▶ _Exercise prompt_:
Where a line holds the word "name", copy that line.

▶ _Input rows_:
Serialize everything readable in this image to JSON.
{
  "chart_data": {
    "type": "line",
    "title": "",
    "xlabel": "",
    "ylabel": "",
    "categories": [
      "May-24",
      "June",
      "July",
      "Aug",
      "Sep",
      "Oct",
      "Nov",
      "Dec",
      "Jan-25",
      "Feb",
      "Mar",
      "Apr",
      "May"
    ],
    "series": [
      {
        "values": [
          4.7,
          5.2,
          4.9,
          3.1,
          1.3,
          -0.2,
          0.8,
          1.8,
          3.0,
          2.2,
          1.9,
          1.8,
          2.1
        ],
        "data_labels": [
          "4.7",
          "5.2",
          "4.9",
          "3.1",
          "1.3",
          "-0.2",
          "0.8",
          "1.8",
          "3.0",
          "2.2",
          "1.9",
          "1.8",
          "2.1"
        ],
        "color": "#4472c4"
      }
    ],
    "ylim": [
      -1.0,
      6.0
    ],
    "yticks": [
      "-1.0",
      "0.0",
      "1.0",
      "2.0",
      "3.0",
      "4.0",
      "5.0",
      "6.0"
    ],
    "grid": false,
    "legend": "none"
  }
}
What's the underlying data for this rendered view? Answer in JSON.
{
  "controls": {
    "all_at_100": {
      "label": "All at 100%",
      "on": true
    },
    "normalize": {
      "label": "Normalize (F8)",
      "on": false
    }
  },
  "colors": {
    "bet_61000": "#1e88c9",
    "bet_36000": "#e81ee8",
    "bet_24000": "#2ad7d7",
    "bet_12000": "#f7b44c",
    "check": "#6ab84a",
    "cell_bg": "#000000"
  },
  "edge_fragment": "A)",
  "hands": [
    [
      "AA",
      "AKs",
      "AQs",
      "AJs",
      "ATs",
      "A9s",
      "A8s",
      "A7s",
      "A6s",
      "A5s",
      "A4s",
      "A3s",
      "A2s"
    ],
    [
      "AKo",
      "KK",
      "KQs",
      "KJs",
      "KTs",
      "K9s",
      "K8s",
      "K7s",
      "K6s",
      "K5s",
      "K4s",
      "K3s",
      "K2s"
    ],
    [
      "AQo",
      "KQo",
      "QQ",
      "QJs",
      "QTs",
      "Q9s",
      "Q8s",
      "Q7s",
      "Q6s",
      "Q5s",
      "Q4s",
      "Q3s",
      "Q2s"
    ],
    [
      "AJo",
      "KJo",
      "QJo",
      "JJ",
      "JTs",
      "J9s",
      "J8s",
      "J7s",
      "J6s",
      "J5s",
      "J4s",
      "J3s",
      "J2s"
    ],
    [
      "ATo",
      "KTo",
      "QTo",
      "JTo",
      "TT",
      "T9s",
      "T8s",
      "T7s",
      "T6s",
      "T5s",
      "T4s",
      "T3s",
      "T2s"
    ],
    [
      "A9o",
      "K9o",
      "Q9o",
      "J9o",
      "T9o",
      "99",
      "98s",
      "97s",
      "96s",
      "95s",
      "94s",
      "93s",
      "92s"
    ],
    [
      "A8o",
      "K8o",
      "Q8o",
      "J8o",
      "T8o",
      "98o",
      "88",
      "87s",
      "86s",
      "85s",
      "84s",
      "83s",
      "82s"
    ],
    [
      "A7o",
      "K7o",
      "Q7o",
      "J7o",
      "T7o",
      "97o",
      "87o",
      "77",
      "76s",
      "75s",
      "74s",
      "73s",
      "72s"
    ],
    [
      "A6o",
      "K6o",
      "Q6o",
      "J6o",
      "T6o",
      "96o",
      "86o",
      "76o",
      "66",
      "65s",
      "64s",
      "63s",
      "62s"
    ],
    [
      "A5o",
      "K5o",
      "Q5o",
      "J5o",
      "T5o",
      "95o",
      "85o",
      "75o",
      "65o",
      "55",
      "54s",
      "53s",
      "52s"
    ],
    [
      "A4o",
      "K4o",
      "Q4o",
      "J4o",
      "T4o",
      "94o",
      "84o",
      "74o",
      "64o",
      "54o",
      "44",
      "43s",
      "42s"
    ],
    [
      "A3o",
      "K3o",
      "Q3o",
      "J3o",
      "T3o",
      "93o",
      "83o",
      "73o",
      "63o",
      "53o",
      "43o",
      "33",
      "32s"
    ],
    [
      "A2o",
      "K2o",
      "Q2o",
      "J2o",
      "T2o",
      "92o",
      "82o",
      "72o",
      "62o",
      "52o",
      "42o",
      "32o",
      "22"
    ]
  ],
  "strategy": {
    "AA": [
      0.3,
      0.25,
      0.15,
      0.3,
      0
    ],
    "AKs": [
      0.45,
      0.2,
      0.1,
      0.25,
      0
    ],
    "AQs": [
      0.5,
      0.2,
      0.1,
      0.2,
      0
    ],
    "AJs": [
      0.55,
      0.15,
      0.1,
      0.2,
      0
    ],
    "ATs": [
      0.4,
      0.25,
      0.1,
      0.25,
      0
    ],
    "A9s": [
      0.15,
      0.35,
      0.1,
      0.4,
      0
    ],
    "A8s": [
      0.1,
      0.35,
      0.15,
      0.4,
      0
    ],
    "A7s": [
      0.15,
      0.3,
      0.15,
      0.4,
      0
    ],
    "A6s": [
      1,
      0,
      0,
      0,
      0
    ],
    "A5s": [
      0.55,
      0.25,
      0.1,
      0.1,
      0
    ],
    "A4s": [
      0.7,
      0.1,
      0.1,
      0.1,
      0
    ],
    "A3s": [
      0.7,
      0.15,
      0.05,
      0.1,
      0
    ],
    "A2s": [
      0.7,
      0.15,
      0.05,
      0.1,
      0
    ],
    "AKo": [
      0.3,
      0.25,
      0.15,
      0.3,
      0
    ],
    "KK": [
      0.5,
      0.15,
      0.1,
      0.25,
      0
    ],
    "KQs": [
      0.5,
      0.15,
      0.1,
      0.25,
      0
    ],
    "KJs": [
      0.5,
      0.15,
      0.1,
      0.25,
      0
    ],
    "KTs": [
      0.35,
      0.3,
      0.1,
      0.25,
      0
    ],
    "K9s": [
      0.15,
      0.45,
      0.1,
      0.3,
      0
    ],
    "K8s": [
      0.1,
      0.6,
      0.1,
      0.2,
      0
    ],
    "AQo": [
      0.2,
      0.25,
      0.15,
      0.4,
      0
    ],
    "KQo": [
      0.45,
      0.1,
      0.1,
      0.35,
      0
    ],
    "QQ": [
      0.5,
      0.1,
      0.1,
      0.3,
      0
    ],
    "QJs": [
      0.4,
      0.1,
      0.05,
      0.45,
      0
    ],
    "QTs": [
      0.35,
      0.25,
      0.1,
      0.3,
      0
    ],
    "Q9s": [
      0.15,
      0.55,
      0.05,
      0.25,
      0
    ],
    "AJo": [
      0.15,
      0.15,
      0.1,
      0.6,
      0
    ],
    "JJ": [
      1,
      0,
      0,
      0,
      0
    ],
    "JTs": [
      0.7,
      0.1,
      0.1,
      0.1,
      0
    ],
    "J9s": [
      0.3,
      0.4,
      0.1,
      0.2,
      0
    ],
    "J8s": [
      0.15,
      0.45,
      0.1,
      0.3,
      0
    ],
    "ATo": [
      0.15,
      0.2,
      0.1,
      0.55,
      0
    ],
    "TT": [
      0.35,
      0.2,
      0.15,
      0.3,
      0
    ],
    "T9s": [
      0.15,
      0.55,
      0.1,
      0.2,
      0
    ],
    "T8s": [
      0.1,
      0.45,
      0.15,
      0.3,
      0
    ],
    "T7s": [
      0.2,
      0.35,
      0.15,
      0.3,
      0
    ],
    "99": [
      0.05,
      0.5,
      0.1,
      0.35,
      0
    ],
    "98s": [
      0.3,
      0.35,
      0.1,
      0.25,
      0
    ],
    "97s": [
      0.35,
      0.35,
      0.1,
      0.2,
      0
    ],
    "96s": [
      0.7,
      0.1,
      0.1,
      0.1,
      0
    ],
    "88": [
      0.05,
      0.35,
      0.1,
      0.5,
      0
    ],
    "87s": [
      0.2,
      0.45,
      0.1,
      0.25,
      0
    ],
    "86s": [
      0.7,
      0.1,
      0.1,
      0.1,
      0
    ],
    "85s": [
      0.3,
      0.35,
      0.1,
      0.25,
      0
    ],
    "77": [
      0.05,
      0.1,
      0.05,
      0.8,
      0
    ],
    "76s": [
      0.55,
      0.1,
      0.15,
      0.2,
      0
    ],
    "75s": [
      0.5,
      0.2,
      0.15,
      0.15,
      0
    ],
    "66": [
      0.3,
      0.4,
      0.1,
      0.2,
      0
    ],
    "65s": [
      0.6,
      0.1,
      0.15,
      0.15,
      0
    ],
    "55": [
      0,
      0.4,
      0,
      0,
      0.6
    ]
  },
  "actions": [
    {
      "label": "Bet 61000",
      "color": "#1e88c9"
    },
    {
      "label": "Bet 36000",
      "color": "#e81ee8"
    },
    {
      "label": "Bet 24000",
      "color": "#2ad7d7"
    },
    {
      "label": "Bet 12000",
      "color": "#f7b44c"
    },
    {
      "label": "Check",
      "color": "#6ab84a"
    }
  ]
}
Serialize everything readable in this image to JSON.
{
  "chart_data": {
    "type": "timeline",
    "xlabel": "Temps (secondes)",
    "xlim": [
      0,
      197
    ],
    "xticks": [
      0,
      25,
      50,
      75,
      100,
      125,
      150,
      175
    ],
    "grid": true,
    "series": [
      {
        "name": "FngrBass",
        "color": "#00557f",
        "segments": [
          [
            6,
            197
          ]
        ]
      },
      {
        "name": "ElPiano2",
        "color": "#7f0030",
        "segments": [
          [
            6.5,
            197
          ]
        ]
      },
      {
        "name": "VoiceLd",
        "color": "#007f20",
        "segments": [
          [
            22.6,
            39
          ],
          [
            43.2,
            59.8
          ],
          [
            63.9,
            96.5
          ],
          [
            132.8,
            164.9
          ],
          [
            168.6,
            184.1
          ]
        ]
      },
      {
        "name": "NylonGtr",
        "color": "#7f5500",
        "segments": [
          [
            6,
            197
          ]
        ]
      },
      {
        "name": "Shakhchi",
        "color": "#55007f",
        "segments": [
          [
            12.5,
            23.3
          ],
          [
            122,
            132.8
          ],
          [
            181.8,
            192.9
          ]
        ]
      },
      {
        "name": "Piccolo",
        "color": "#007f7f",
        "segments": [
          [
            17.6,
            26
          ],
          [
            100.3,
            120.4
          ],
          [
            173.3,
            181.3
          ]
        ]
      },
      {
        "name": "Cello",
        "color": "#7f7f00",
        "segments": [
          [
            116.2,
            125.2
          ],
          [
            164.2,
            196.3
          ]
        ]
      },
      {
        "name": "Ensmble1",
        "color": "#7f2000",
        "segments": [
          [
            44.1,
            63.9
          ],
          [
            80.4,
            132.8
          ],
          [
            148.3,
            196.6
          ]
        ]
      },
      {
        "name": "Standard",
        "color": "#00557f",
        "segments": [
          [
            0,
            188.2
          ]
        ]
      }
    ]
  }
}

▶ _Task solution_:
        "name": "FngrBass",
        "name": "ElPiano2",
        "name": "VoiceLd",
        "name": "NylonGtr",
        "name": "Shakhchi",
        "name": "Piccolo",
        "name": "Cello",
        "name": "Ensmble1",
        "name": "Standard",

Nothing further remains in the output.